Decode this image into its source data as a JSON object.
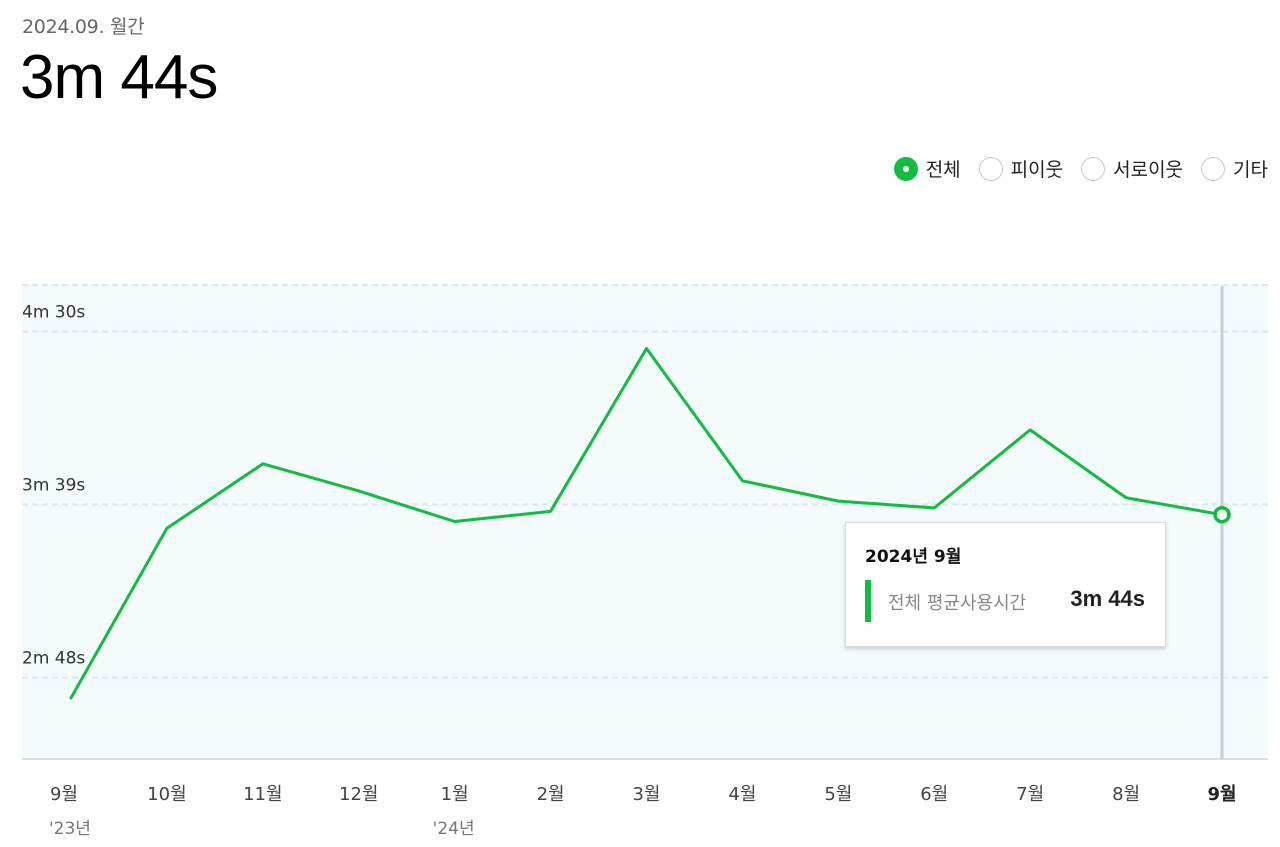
{
  "header": {
    "period": "2024.09. 월간",
    "value": "3m 44s"
  },
  "filters": [
    {
      "label": "전체",
      "checked": true
    },
    {
      "label": "피이웃",
      "checked": false
    },
    {
      "label": "서로이웃",
      "checked": false
    },
    {
      "label": "기타",
      "checked": false
    }
  ],
  "colors": {
    "line": "#11bd3e",
    "plot_bg": "#f5fafd",
    "grid": "#dbe7f1",
    "cursor": "#c9ced3"
  },
  "tooltip": {
    "title": "2024년 9월",
    "label": "전체 평균사용시간",
    "value": "3m 44s"
  },
  "chart_data": {
    "type": "line",
    "title": "",
    "xlabel": "",
    "ylabel": "",
    "categories": [
      "9월",
      "10월",
      "11월",
      "12월",
      "1월",
      "2월",
      "3월",
      "4월",
      "5월",
      "6월",
      "7월",
      "8월",
      "9월"
    ],
    "year_labels": [
      "'23년",
      "",
      "",
      "",
      "'24년",
      "",
      "",
      "",
      "",
      "",
      "",
      "",
      ""
    ],
    "y_unit": "seconds",
    "ylim": [
      144,
      284
    ],
    "y_ticks": [
      {
        "value": 168,
        "label": "2m 48s"
      },
      {
        "value": 219,
        "label": "3m 39s"
      },
      {
        "value": 270,
        "label": "4m 30s"
      }
    ],
    "series": [
      {
        "values": [
          162,
          212,
          231,
          223,
          214,
          217,
          265,
          226,
          220,
          218,
          241,
          221,
          216
        ]
      }
    ],
    "highlight_index": 12,
    "grid": true
  }
}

**DESCRIPTION OF THE TASK**
Copy out the records above in full, exactly as written, but not the pictures.

**FINAL RESULT**
Decode this image into its source data as a JSON object.
{
  "header": {
    "period": "2024.09. 월간",
    "value": "3m 44s"
  },
  "filters": [
    {
      "label": "전체",
      "checked": true
    },
    {
      "label": "피이웃",
      "checked": false
    },
    {
      "label": "서로이웃",
      "checked": false
    },
    {
      "label": "기타",
      "checked": false
    }
  ],
  "colors": {
    "line": "#11bd3e",
    "plot_bg": "#f5fafd",
    "grid": "#dbe7f1",
    "cursor": "#c9ced3"
  },
  "tooltip": {
    "title": "2024년 9월",
    "label": "전체 평균사용시간",
    "value": "3m 44s"
  },
  "chart_data": {
    "type": "line",
    "title": "",
    "xlabel": "",
    "ylabel": "",
    "categories": [
      "9월",
      "10월",
      "11월",
      "12월",
      "1월",
      "2월",
      "3월",
      "4월",
      "5월",
      "6월",
      "7월",
      "8월",
      "9월"
    ],
    "year_labels": [
      "'23년",
      "",
      "",
      "",
      "'24년",
      "",
      "",
      "",
      "",
      "",
      "",
      "",
      ""
    ],
    "y_unit": "seconds",
    "ylim": [
      144,
      284
    ],
    "y_ticks": [
      {
        "value": 168,
        "label": "2m 48s"
      },
      {
        "value": 219,
        "label": "3m 39s"
      },
      {
        "value": 270,
        "label": "4m 30s"
      }
    ],
    "series": [
      {
        "values": [
          162,
          212,
          231,
          223,
          214,
          217,
          265,
          226,
          220,
          218,
          241,
          221,
          216
        ]
      }
    ],
    "highlight_index": 12,
    "grid": true
  }
}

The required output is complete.